— Testo citato —
⟨

MUBI è una cineteca online dove guardare, scoprire e parlare di cinema d’autore proveniente da tutto il mondo. La selezione dei titoli è affidata a una redazione di esperti del settore, che si occupano di costruire un vero e proprio percorso museale cinematografico attraverso i film (in Cartellone o a noleggio); il Feed, che mostra cosa guardano gli altri utenti; il Notebook con notizie, interviste, reportage, approfondimenti; la Comunità, ovvero il social di MUBI integrato a tutti gli altri; i Focus; gli Speciali; le Retrospettive. Ogni giorno viene proposto un nuovo film, che resta visibile per un mese e viene poi sostituito da un altro, in una rotazione continua. Dal 20 maggio 2020, MUBI ha introdotto la sezione Videoteca: una libreria di centinaia di titoli a completa disposizione di tutti gli utenti.
La dimensione del viaggio è una componente indispensabile nelle nostre vite. E durante questo 2020 disastroso è stato impossibile non rendersene conto, quando persino azioni quotidiane e spostamenti minimi, come andare a fare la spesa, sono diventati eventi cruciali della settimana, spesso carichi di ansie e paure. Nella speranza di un 2021 migliore, MUBI a gennaio propone una serie di titoli che si concentrano sul concetto poliforme del viaggio. Dal vagabondaggio nei deserti cinesi di Ashes of Time alla complessa e dolce macchina del tempo imbastita da Bergman. Viaggio inteso non solamente come movimento, ma come idea carica di un significato più intimo e transnazionale, che travalica i confini e unisce i popoli. E in questo, il cinema, è uno degli strumenti più potenti che abbiamo.
Ashes of Time, Wong Kar-wai, Hong Kong, 1994
Ashes of Time è l’emblema del cinema come viaggio, per via sia dei contenuti visionari, sia per la travagliatissima vicenda produttiva, che ancora oggi, distanza di anni, continua a influire sulla sua fruizione. La versione del film oggi in circolazione è infatti quella redux, realizzata dallo stesso Wong Kar-wai nel 2008, in cui alcune sequenze sono state accorciate e modificate in post produzione a causa del decadimento delle pellicole originali. La lunga odissea di Ouyang Feng, antagonista del classico wuxia cinese The Legend of the Condor Heroes, non sembra mai avere fine. Uscito nello stesso di Hong Kong Express (1994), il film con cui Wong Kar-wai ottenne il successo internazionale, Ashes of Time racconta la lunga odissea di Ouyang Feng, antagonista del classico wuxia cinese The Legend of the Condor Heroes, attraverso una commistione tra il cinema d’arti marziali cinesi e l’esistenzialismo di Antonioni, con l’intento di rivolgersi a un pubblico popolare. Si dirige in questo senso anche la scelta di scomporre il movimento dell’azione nelle parti che lo compongono, esaltate dall’abbondante uso dei fermo immagine, coniugando così la tradizione visiva del cinema popolare asiatico alle innovazioni già storicizzate delle Nouvelle Vagues europee.

⟩

— Esercizio assegnato —
Secondo il testo su MUBI, da quale data è stata introdotta la sezione Videoteca? Le voci non sono necessarie.

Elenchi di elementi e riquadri
⟨

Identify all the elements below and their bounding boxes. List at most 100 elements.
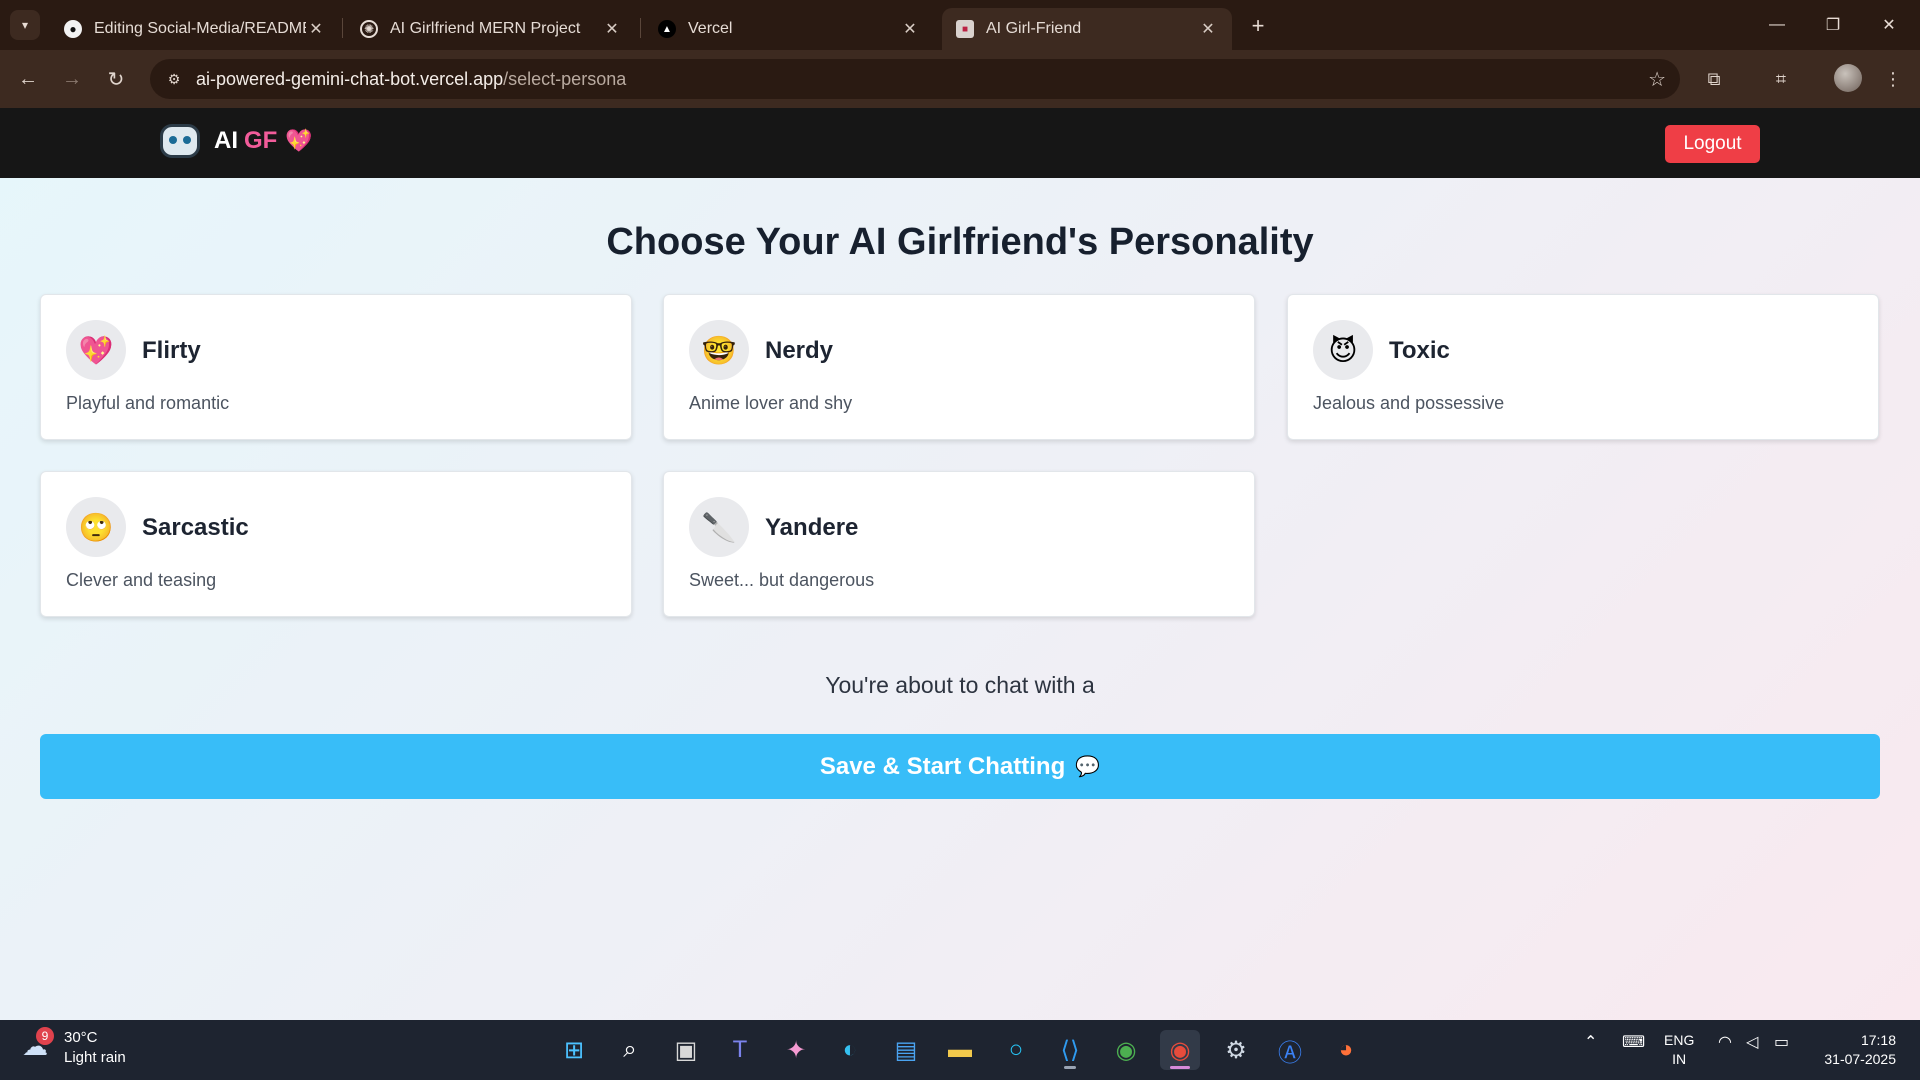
vscode-icon[interactable]: ⟨⟩ [1050, 1030, 1090, 1070]
tab-search-chevron-icon[interactable]: ▾ [10, 10, 40, 40]
show-hidden-icons-chevron-icon[interactable]: ⌃ [1584, 1032, 1597, 1052]
region-code: IN [1672, 1051, 1687, 1067]
notification-badge: 9 [36, 1027, 54, 1045]
firefox-icon[interactable]: ◕ [1326, 1030, 1366, 1070]
tab-vercel[interactable]: ▲ Vercel ✕ [644, 8, 934, 50]
minimize-icon[interactable]: — [1754, 8, 1800, 42]
forward-arrow-icon[interactable]: → [56, 63, 88, 95]
volume-icon[interactable]: ◁ [1746, 1032, 1758, 1052]
persona-description: Sweet... but dangerous [689, 570, 875, 590]
tab-title: AI Girl-Friend [986, 20, 1082, 37]
app-store-icon[interactable]: Ⓐ [1270, 1030, 1310, 1070]
devil-face-icon: 😈 [1313, 320, 1373, 380]
robot-chat-icon [160, 124, 200, 158]
tab-ai-girlfriend[interactable]: ■ AI Girl-Friend ✕ [942, 8, 1232, 50]
tab-divider [640, 18, 641, 38]
chrome-icon[interactable]: ◉ [1160, 1030, 1200, 1070]
cortana-ring-icon[interactable]: ○ [996, 1030, 1036, 1070]
persona-card-yandere[interactable]: 🔪 Yandere Sweet... but dangerous [663, 471, 1255, 617]
persona-card-flirty[interactable]: 💖 Flirty Playful and romantic [40, 294, 632, 440]
windows-start-icon[interactable]: ⊞ [554, 1030, 594, 1070]
language-code: ENG [1664, 1032, 1695, 1048]
save-start-chatting-button[interactable]: Save & Start Chatting 💬 [40, 734, 1880, 799]
persona-card-nerdy[interactable]: 🤓 Nerdy Anime lover and shy [663, 294, 1255, 440]
persona-title: Sarcastic [142, 514, 249, 541]
temperature: 30°C [64, 1029, 98, 1046]
profile-avatar[interactable] [1834, 64, 1862, 92]
site-info-icon[interactable]: ⚙ [154, 71, 194, 88]
wifi-icon[interactable]: ◠ [1718, 1032, 1732, 1052]
task-view-icon[interactable]: ▣ [666, 1030, 706, 1070]
persona-card-sarcastic[interactable]: 🙄 Sarcastic Clever and teasing [40, 471, 632, 617]
persona-description: Clever and teasing [66, 570, 217, 590]
file-explorer-icon[interactable]: ▬ [940, 1030, 980, 1070]
brand-logo-link[interactable]: AI GF 💖 [160, 124, 313, 158]
tab-github[interactable]: ● Editing Social-Media/README.r ✕ [50, 8, 340, 50]
tab-title: Vercel [688, 20, 733, 37]
persona-description: Playful and romantic [66, 393, 230, 413]
url-host: ai-powered-gemini-chat-bot.vercel.app [196, 68, 504, 89]
close-icon[interactable]: ✕ [1198, 19, 1218, 39]
speech-bubble-icon: 💬 [1075, 756, 1101, 778]
tab-title: AI Girlfriend MERN Project [390, 20, 581, 37]
language-indicator[interactable]: ENG IN [1664, 1031, 1694, 1069]
openai-icon: ✺ [360, 20, 378, 38]
tab-title: Editing Social-Media/README.r [94, 20, 306, 37]
persona-card-toxic[interactable]: 😈 Toxic Jealous and possessive [1287, 294, 1879, 440]
nerd-face-icon: 🤓 [689, 320, 749, 380]
vercel-icon: ▲ [658, 20, 676, 38]
window-close-icon[interactable]: ✕ [1866, 8, 1912, 42]
reload-icon[interactable]: ↻ [100, 63, 132, 95]
persona-title: Yandere [765, 514, 859, 541]
screenshot-icon[interactable]: ⌗ [1766, 64, 1796, 94]
knife-icon: 🔪 [689, 497, 749, 557]
persona-title: Toxic [1389, 337, 1450, 364]
weather-widget[interactable]: ☁ 9 30°C Light rain [22, 1027, 126, 1068]
copilot-icon[interactable]: ✦ [776, 1030, 816, 1070]
battery-icon[interactable]: ▭ [1774, 1032, 1789, 1052]
close-icon[interactable]: ✕ [900, 19, 920, 39]
site-navbar: AI GF 💖 Logout [0, 108, 1920, 178]
back-arrow-icon[interactable]: ← [12, 63, 44, 95]
close-icon[interactable]: ✕ [306, 19, 326, 39]
persona-title: Flirty [142, 337, 201, 364]
edge-icon[interactable]: ◐ [830, 1030, 870, 1070]
browser-tab-bar: ▾ ● Editing Social-Media/README.r ✕ ✺ AI… [0, 0, 1920, 50]
persona-description: Anime lover and shy [689, 393, 853, 413]
running-indicator [1064, 1066, 1076, 1069]
rain-cloud-icon: ☁ 9 [22, 1027, 56, 1065]
brand-ai: AI [214, 127, 238, 154]
tab-chatgpt[interactable]: ✺ AI Girlfriend MERN Project ✕ [346, 8, 636, 50]
weather-description: Light rain [64, 1049, 126, 1066]
web-page: AI GF 💖 Logout Choose Your AI Girlfriend… [0, 108, 1920, 1020]
brand-gf: GF [244, 127, 278, 154]
more-menu-icon[interactable]: ⋮ [1878, 64, 1908, 94]
address-bar[interactable]: ⚙ ai-powered-gemini-chat-bot.vercel.app/… [150, 59, 1680, 99]
chrome-profile-icon[interactable]: ◉ [1106, 1030, 1146, 1070]
site-favicon-icon: ■ [956, 20, 974, 38]
clock-date: 31-07-2025 [1824, 1051, 1896, 1067]
persona-description: Jealous and possessive [1313, 393, 1505, 413]
eye-roll-face-icon: 🙄 [66, 497, 126, 557]
system-clock[interactable]: 17:18 31-07-2025 [1810, 1031, 1896, 1069]
logout-button[interactable]: Logout [1665, 125, 1760, 163]
active-indicator [1170, 1066, 1190, 1069]
steam-icon[interactable]: ⚙ [1216, 1030, 1256, 1070]
keyboard-icon[interactable]: ⌨ [1622, 1032, 1645, 1052]
url-text[interactable]: ai-powered-gemini-chat-bot.vercel.app/se… [196, 69, 626, 90]
clock-time: 17:18 [1860, 1032, 1896, 1048]
notepad-icon[interactable]: ▤ [886, 1030, 926, 1070]
taskbar: ☁ 9 30°C Light rain ⊞ ⌕ ▣ T ✦ ◐ ▤ ▬ ○ ⟨⟩… [0, 1020, 1920, 1080]
restore-icon[interactable]: ❐ [1810, 8, 1856, 42]
new-tab-plus-icon[interactable]: + [1244, 12, 1272, 40]
page-title: Choose Your AI Girlfriend's Personality [606, 221, 1314, 263]
github-icon: ● [64, 20, 82, 38]
persona-title: Nerdy [765, 337, 834, 364]
start-button-label: Save & Start Chatting [819, 752, 1066, 780]
teams-icon[interactable]: T [720, 1030, 760, 1070]
bookmark-star-icon[interactable]: ☆ [1648, 67, 1666, 92]
extensions-puzzle-icon[interactable]: ⧉ [1699, 64, 1729, 94]
search-icon[interactable]: ⌕ [610, 1030, 650, 1070]
close-icon[interactable]: ✕ [602, 19, 622, 39]
selection-summary: You're about to chat with a [825, 672, 1095, 698]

⟩

— Risultato dell'esercizio —
Dal 20 maggio 2020.